*** Data for processing

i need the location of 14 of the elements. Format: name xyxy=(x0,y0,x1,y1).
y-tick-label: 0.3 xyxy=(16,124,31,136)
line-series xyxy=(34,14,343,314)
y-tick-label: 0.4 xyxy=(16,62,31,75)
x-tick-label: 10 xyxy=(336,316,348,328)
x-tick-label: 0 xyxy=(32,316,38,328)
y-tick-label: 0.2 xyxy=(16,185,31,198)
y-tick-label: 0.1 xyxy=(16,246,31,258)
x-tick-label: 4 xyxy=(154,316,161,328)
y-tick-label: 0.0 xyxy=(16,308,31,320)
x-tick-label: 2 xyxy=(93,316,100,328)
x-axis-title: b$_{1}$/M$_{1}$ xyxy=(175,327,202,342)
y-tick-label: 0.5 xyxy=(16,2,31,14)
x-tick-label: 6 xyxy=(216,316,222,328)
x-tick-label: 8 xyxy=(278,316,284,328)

******

» **Aim**
Copy the listing above word for word, every line of it.

» **Task response**
i need the location of 14 of the elements. Format: name xyxy=(x0,y0,x1,y1).
y-tick-label: 0.3 xyxy=(16,124,31,136)
line-series xyxy=(34,14,343,314)
y-tick-label: 0.4 xyxy=(16,62,31,75)
x-tick-label: 10 xyxy=(336,316,348,328)
x-tick-label: 0 xyxy=(32,316,38,328)
y-tick-label: 0.2 xyxy=(16,185,31,198)
y-tick-label: 0.1 xyxy=(16,246,31,258)
x-tick-label: 4 xyxy=(154,316,161,328)
y-tick-label: 0.0 xyxy=(16,308,31,320)
x-tick-label: 2 xyxy=(93,316,100,328)
x-axis-title: b$_{1}$/M$_{1}$ xyxy=(175,327,202,342)
y-tick-label: 0.5 xyxy=(16,2,31,14)
x-tick-label: 6 xyxy=(216,316,222,328)
x-tick-label: 8 xyxy=(278,316,284,328)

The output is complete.